◆ WORK TO BE COMPLETED: Please return every line of the records below that contains the word "more".

◆ DATA TO EXAMINE:
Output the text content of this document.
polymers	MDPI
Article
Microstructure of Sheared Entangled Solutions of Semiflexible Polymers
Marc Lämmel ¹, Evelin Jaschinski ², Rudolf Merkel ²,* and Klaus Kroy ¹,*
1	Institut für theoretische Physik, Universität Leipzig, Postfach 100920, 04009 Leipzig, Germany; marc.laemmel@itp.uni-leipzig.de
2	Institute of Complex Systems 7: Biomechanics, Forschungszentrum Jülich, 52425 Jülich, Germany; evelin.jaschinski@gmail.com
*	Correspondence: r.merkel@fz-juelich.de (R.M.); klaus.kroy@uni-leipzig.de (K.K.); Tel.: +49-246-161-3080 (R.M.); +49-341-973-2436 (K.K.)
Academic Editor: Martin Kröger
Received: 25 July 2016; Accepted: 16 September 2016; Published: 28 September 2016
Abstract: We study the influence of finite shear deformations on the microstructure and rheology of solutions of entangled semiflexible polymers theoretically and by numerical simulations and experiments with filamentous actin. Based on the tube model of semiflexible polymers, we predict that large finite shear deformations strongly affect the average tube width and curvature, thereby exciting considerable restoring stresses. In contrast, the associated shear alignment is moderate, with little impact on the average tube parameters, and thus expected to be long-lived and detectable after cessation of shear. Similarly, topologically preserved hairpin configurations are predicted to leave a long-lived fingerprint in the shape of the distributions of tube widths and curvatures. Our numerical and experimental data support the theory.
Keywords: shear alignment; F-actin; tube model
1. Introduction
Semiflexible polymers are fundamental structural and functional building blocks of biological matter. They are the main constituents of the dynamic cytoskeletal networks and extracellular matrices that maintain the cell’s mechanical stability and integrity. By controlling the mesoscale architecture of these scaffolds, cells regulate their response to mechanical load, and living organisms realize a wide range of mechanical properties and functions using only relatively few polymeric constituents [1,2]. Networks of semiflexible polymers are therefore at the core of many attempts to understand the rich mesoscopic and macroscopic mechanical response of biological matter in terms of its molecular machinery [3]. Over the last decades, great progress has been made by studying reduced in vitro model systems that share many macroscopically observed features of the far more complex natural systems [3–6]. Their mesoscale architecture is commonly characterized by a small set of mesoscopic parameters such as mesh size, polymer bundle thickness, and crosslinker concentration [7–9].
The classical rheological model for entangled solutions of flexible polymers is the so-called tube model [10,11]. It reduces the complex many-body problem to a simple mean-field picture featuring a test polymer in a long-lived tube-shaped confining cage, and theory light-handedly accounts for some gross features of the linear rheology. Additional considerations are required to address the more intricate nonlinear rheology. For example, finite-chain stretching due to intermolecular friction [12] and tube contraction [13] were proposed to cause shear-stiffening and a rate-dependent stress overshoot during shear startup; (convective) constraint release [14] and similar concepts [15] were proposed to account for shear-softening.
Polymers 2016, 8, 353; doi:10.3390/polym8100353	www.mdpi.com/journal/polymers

◆ ANSWER TO THIS EXERCISE:
Semiflexible polymers are fundamental structural and functional building blocks of biological matter. They are the main constituents of the dynamic cytoskeletal networks and extracellular matrices that maintain the cell’s mechanical stability and integrity. By controlling the mesoscale architecture of these scaffolds, cells regulate their response to mechanical load, and living organisms realize a wide range of mechanical properties and functions using only relatively few polymeric constituents [1,2]. Networks of semiflexible polymers are therefore at the core of many attempts to understand the rich mesoscopic and macroscopic mechanical response of biological matter in terms of its molecular machinery [3]. Over the last decades, great progress has been made by studying reduced in vitro model systems that share many macroscopically observed features of the far more complex natural systems [3–6]. Their mesoscale architecture is commonly characterized by a small set of mesoscopic parameters such as mesh size, polymer bundle thickness, and crosslinker concentration [7–9].
The classical rheological model for entangled solutions of flexible polymers is the so-called tube model [10,11]. It reduces the complex many-body problem to a simple mean-field picture featuring a test polymer in a long-lived tube-shaped confining cage, and theory light-handedly accounts for some gross features of the linear rheology. Additional considerations are required to address the more intricate nonlinear rheology. For example, finite-chain stretching due to intermolecular friction [12] and tube contraction [13] were proposed to cause shear-stiffening and a rate-dependent stress overshoot during shear startup; (convective) constraint release [14] and similar concepts [15] were proposed to account for shear-softening.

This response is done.